Extracts from a graphics dataset:
__________

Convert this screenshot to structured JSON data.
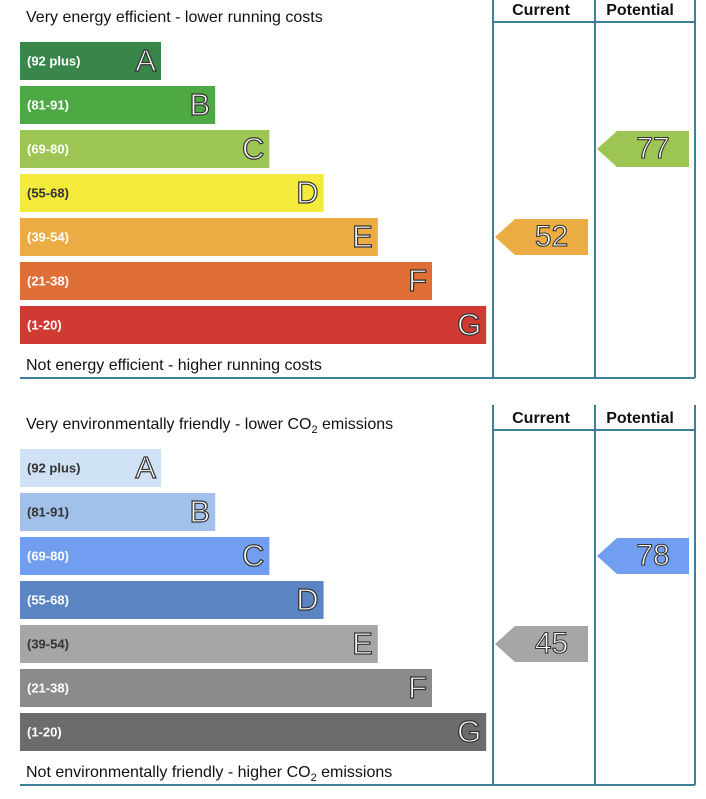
{
  "panels": [
    {
      "top_label": [
        "Very energy efficient - lower running costs"
      ],
      "bottom_label": [
        "Not energy efficient - higher running costs"
      ],
      "headers": [
        "Current",
        "Potential"
      ],
      "bands": [
        {
          "range": "(92 plus)",
          "letter": "A",
          "color": "#39864a",
          "text_color": "#ffffff"
        },
        {
          "range": "(81-91)",
          "letter": "B",
          "color": "#4ea944",
          "text_color": "#ffffff"
        },
        {
          "range": "(69-80)",
          "letter": "C",
          "color": "#9dc553",
          "text_color": "#ffffff"
        },
        {
          "range": "(55-68)",
          "letter": "D",
          "color": "#f4ea3b",
          "text_color": "#333333"
        },
        {
          "range": "(39-54)",
          "letter": "E",
          "color": "#eaac43",
          "text_color": "#ffffff"
        },
        {
          "range": "(21-38)",
          "letter": "F",
          "color": "#df6e37",
          "text_color": "#ffffff"
        },
        {
          "range": "(1-20)",
          "letter": "G",
          "color": "#cf3a33",
          "text_color": "#ffffff"
        }
      ],
      "current": 52,
      "potential": 77
    },
    {
      "top_label": [
        "Very environmentally friendly - lower CO",
        "2",
        " emissions"
      ],
      "bottom_label": [
        "Not environmentally friendly - higher CO",
        "2",
        " emissions"
      ],
      "headers": [
        "Current",
        "Potential"
      ],
      "bands": [
        {
          "range": "(92 plus)",
          "letter": "A",
          "color": "#cfe1f5",
          "text_color": "#333333"
        },
        {
          "range": "(81-91)",
          "letter": "B",
          "color": "#a2c1ea",
          "text_color": "#333333"
        },
        {
          "range": "(69-80)",
          "letter": "C",
          "color": "#719ef0",
          "text_color": "#ffffff"
        },
        {
          "range": "(55-68)",
          "letter": "D",
          "color": "#5b84c3",
          "text_color": "#ffffff"
        },
        {
          "range": "(39-54)",
          "letter": "E",
          "color": "#a6a6a6",
          "text_color": "#333333"
        },
        {
          "range": "(21-38)",
          "letter": "F",
          "color": "#8b8b8b",
          "text_color": "#ffffff"
        },
        {
          "range": "(1-20)",
          "letter": "G",
          "color": "#6c6c6c",
          "text_color": "#ffffff"
        }
      ],
      "current": 45,
      "potential": 78
    }
  ]
}
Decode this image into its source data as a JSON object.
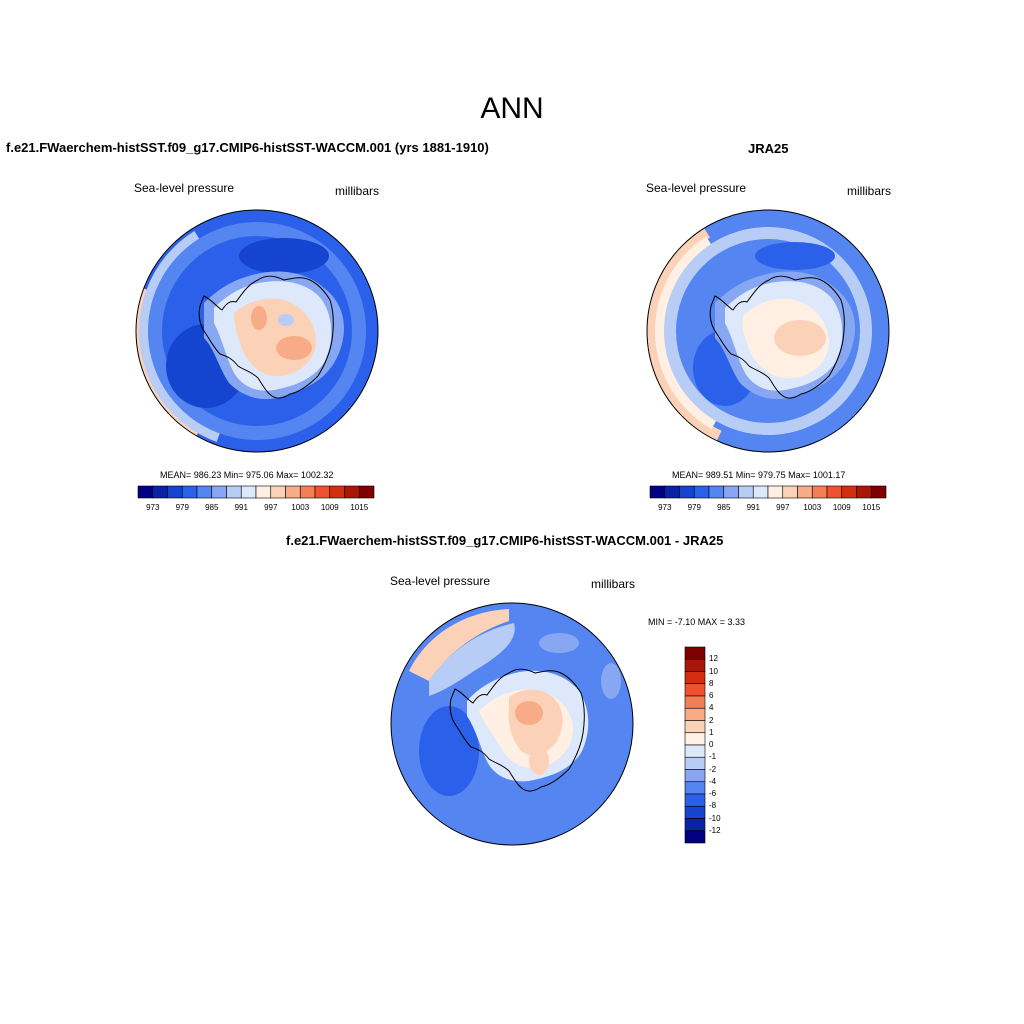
{
  "figure": {
    "title": "ANN"
  },
  "panels": [
    {
      "id": "model",
      "title": "f.e21.FWaerchem-histSST.f09_g17.CMIP6-histSST-WACCM.001 (yrs 1881-1910)",
      "left_label": "Sea-level pressure",
      "right_label": "millibars",
      "stats": "MEAN= 986.23  Min= 975.06  Max= 1002.32",
      "stats_values": {
        "mean": 986.23,
        "min": 975.06,
        "max": 1002.32
      }
    },
    {
      "id": "obs",
      "title": "JRA25",
      "left_label": "Sea-level pressure",
      "right_label": "millibars",
      "stats": "MEAN= 989.51  Min= 979.75  Max= 1001.17",
      "stats_values": {
        "mean": 989.51,
        "min": 979.75,
        "max": 1001.17
      }
    },
    {
      "id": "diff",
      "title": "f.e21.FWaerchem-histSST.f09_g17.CMIP6-histSST-WACCM.001 - JRA25",
      "left_label": "Sea-level pressure",
      "right_label": "millibars",
      "stats": "MIN =  -7.10 MAX =   3.33",
      "stats_values": {
        "min": -7.1,
        "max": 3.33
      }
    }
  ],
  "colorbars": {
    "absolute": {
      "orientation": "horizontal",
      "tick_labels": [
        "973",
        "979",
        "985",
        "991",
        "997",
        "1003",
        "1009",
        "1015"
      ],
      "colors": [
        "#000080",
        "#0a23a6",
        "#1444d0",
        "#2b61ea",
        "#5585f0",
        "#87a7f3",
        "#b7cdf6",
        "#dde9fb",
        "#fff0e3",
        "#fbd2b8",
        "#f7ab87",
        "#f47f57",
        "#ee5230",
        "#d42d10",
        "#aa1606",
        "#800000"
      ]
    },
    "difference": {
      "orientation": "vertical",
      "tick_labels": [
        "12",
        "10",
        "8",
        "6",
        "4",
        "2",
        "1",
        "0",
        "-1",
        "-2",
        "-4",
        "-6",
        "-8",
        "-10",
        "-12"
      ],
      "colors": [
        "#800000",
        "#aa1606",
        "#d42d10",
        "#ee5230",
        "#f47f57",
        "#f7ab87",
        "#fbd2b8",
        "#fff0e3",
        "#dde9fb",
        "#b7cdf6",
        "#87a7f3",
        "#5585f0",
        "#2b61ea",
        "#1444d0",
        "#0a23a6",
        "#000080"
      ]
    }
  },
  "map_colors": {
    "land_low": "#fbd2b8",
    "land_high": "#f7ab87",
    "ocean_pale": "#dde9fb",
    "ocean_light": "#b7cdf6",
    "ocean_mid": "#87a7f3",
    "ocean_blue": "#5585f0",
    "ocean_deep": "#2b61ea",
    "ocean_darker": "#1444d0",
    "ring_pink": "#fbd2b8",
    "ring_cream": "#fff0e3"
  }
}
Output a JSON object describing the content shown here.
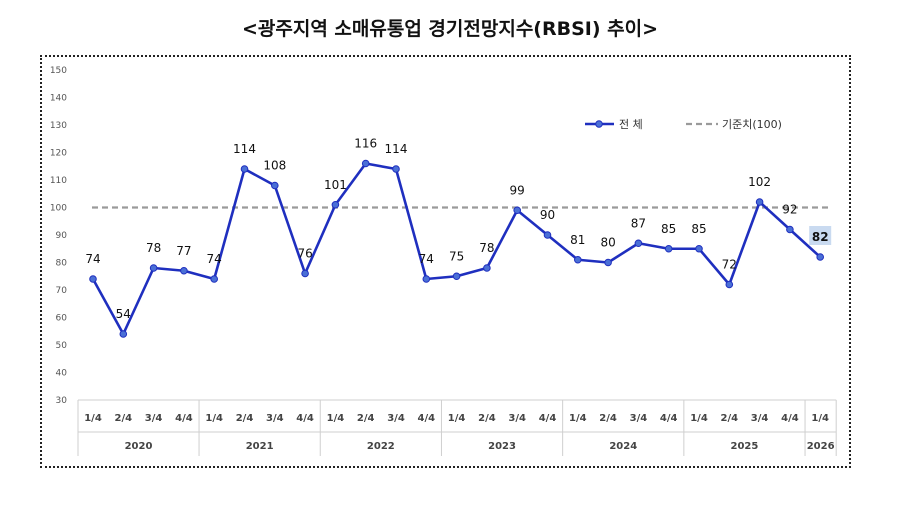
{
  "chart_data": {
    "type": "line",
    "title": "<광주지역 소매유통업 경기전망지수(RBSI) 추이>",
    "categories": [
      "1/4",
      "2/4",
      "3/4",
      "4/4",
      "1/4",
      "2/4",
      "3/4",
      "4/4",
      "1/4",
      "2/4",
      "3/4",
      "4/4",
      "1/4",
      "2/4",
      "3/4",
      "4/4",
      "1/4",
      "2/4",
      "3/4",
      "4/4",
      "1/4",
      "2/4",
      "3/4",
      "4/4",
      "1/4"
    ],
    "years": [
      {
        "label": "2020",
        "count": 4
      },
      {
        "label": "2021",
        "count": 4
      },
      {
        "label": "2022",
        "count": 4
      },
      {
        "label": "2023",
        "count": 4
      },
      {
        "label": "2024",
        "count": 4
      },
      {
        "label": "2025",
        "count": 4
      },
      {
        "label": "2026",
        "count": 1
      }
    ],
    "series": [
      {
        "name": "전 체",
        "values": [
          74,
          54,
          78,
          77,
          74,
          114,
          108,
          76,
          101,
          116,
          114,
          74,
          75,
          78,
          99,
          90,
          81,
          80,
          87,
          85,
          85,
          72,
          102,
          92,
          82
        ]
      }
    ],
    "reference": {
      "name": "기준치(100)",
      "value": 100
    },
    "yticks": [
      30,
      40,
      50,
      60,
      70,
      80,
      90,
      100,
      110,
      120,
      130,
      140,
      150
    ],
    "ylim": [
      30,
      150
    ],
    "highlight_last": true,
    "colors": {
      "series": "#1f2fbf",
      "marker": "#4a6fd6",
      "reference": "#9a9a9a",
      "highlight": "#c9daf0"
    }
  }
}
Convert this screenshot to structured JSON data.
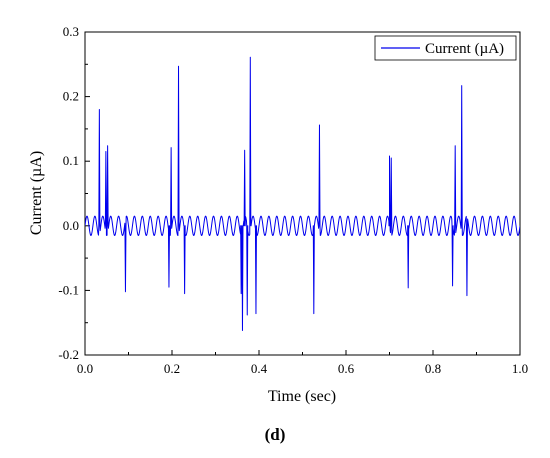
{
  "chart_data": {
    "type": "line",
    "xlabel": "Time (sec)",
    "ylabel": "Current (µA)",
    "xlim": [
      0.0,
      1.0
    ],
    "ylim": [
      -0.2,
      0.3
    ],
    "xticks": [
      "0.0",
      "0.2",
      "0.4",
      "0.6",
      "0.8",
      "1.0"
    ],
    "yticks": [
      "-0.2",
      "-0.1",
      "0.0",
      "0.1",
      "0.2",
      "0.3"
    ],
    "grid": false,
    "legend_position": "top-right",
    "caption": "(d)",
    "series": [
      {
        "name": "Current (µA)",
        "color": "#0000ee",
        "baseline": {
          "amplitude": 0.015,
          "cycles": 55,
          "points": 1320
        },
        "spikes": [
          {
            "x": 0.033,
            "y": 0.18
          },
          {
            "x": 0.048,
            "y": 0.115
          },
          {
            "x": 0.052,
            "y": 0.124
          },
          {
            "x": 0.093,
            "y": -0.102
          },
          {
            "x": 0.198,
            "y": 0.121
          },
          {
            "x": 0.193,
            "y": -0.095
          },
          {
            "x": 0.215,
            "y": 0.247
          },
          {
            "x": 0.229,
            "y": -0.105
          },
          {
            "x": 0.359,
            "y": -0.105
          },
          {
            "x": 0.362,
            "y": -0.162
          },
          {
            "x": 0.367,
            "y": 0.117
          },
          {
            "x": 0.373,
            "y": -0.138
          },
          {
            "x": 0.38,
            "y": 0.261
          },
          {
            "x": 0.393,
            "y": -0.136
          },
          {
            "x": 0.526,
            "y": -0.136
          },
          {
            "x": 0.539,
            "y": 0.156
          },
          {
            "x": 0.7,
            "y": 0.108
          },
          {
            "x": 0.704,
            "y": 0.105
          },
          {
            "x": 0.743,
            "y": -0.096
          },
          {
            "x": 0.845,
            "y": -0.093
          },
          {
            "x": 0.851,
            "y": 0.124
          },
          {
            "x": 0.866,
            "y": 0.217
          },
          {
            "x": 0.878,
            "y": -0.108
          }
        ]
      }
    ]
  }
}
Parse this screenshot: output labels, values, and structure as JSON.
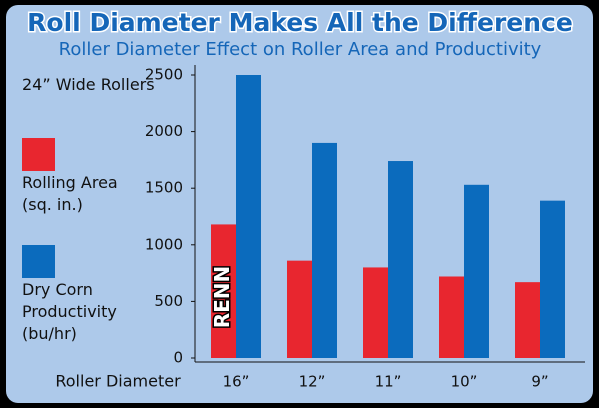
{
  "chart_data": {
    "type": "bar",
    "title": "Roll Diameter Makes All the Difference",
    "subtitle": "Roller Diameter Effect on Roller Area and Productivity",
    "legend_title": "24” Wide Rollers",
    "x_label": "Roller Diameter",
    "annotation": "RENN",
    "categories": [
      "16”",
      "12”",
      "11”",
      "10”",
      "9”"
    ],
    "series": [
      {
        "name": "Rolling Area (sq. in.)",
        "color": "#e8262f",
        "values": [
          1180,
          860,
          800,
          720,
          670
        ]
      },
      {
        "name": "Dry Corn Productivity (bu/hr)",
        "color": "#0b6bbd",
        "values": [
          2500,
          1900,
          1740,
          1530,
          1390
        ]
      }
    ],
    "ylim": [
      0,
      2500
    ],
    "yticks": [
      0,
      500,
      1000,
      1500,
      2000,
      2500
    ],
    "grid": false,
    "legend_position": "left"
  }
}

__________

--- WORK TO COMPLETE ---
Starting from the line where "Parse this screenshot: output" appears, copy every line through the end of the material, both ends included, but no pictures.

--- TASK SOLUTION ---
Parse this screenshot: output labels, values, and structure as JSON.
{
  "chart_data": {
    "type": "bar",
    "title": "Roll Diameter Makes All the Difference",
    "subtitle": "Roller Diameter Effect on Roller Area and Productivity",
    "legend_title": "24” Wide Rollers",
    "x_label": "Roller Diameter",
    "annotation": "RENN",
    "categories": [
      "16”",
      "12”",
      "11”",
      "10”",
      "9”"
    ],
    "series": [
      {
        "name": "Rolling Area (sq. in.)",
        "color": "#e8262f",
        "values": [
          1180,
          860,
          800,
          720,
          670
        ]
      },
      {
        "name": "Dry Corn Productivity (bu/hr)",
        "color": "#0b6bbd",
        "values": [
          2500,
          1900,
          1740,
          1530,
          1390
        ]
      }
    ],
    "ylim": [
      0,
      2500
    ],
    "yticks": [
      0,
      500,
      1000,
      1500,
      2000,
      2500
    ],
    "grid": false,
    "legend_position": "left"
  }
}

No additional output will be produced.